Look through the data below. Show each line where the string "学费缴费" occurs.

****************************************

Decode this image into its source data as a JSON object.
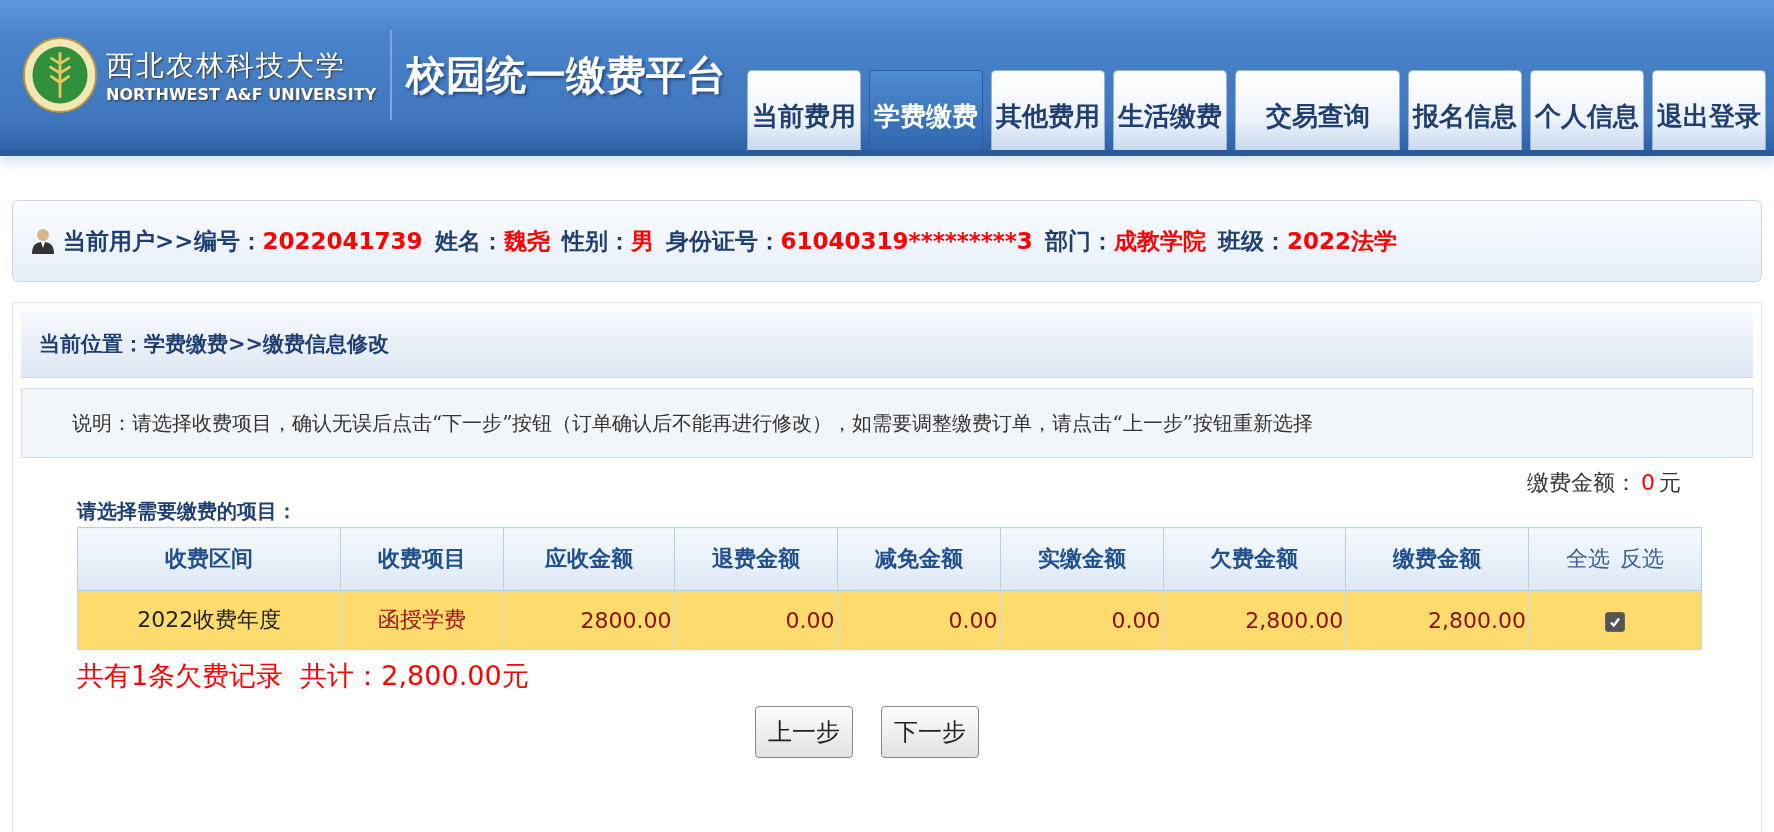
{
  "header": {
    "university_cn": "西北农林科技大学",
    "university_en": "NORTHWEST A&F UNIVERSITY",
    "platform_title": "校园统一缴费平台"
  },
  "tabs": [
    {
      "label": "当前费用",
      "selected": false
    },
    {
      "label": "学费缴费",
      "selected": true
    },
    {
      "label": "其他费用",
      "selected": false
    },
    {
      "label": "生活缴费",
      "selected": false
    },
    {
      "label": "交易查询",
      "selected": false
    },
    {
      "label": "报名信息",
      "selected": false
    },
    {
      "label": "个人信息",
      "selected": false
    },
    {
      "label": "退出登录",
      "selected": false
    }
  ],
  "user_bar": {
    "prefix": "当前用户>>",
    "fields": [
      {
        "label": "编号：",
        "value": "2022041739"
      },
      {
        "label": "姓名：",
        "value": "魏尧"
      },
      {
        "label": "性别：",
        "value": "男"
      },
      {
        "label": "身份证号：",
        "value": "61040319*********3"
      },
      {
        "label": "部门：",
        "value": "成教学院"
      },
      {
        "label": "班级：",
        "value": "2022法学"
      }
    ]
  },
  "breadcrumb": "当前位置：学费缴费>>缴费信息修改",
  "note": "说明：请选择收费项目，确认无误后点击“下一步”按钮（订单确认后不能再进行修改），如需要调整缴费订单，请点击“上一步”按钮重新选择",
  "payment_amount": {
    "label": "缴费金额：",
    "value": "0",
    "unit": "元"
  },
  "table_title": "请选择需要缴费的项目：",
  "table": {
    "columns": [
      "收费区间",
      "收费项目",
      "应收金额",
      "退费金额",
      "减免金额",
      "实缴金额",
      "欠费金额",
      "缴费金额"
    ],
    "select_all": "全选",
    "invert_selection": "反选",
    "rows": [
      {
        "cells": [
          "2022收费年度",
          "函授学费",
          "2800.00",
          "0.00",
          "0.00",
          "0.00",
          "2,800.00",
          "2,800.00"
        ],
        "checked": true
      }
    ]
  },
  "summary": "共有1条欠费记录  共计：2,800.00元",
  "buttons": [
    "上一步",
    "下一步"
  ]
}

****************************************

Solution to this problem >>
      "label": "学费缴费",
  "breadcrumb": "当前位置：学费缴费>>缴费信息修改",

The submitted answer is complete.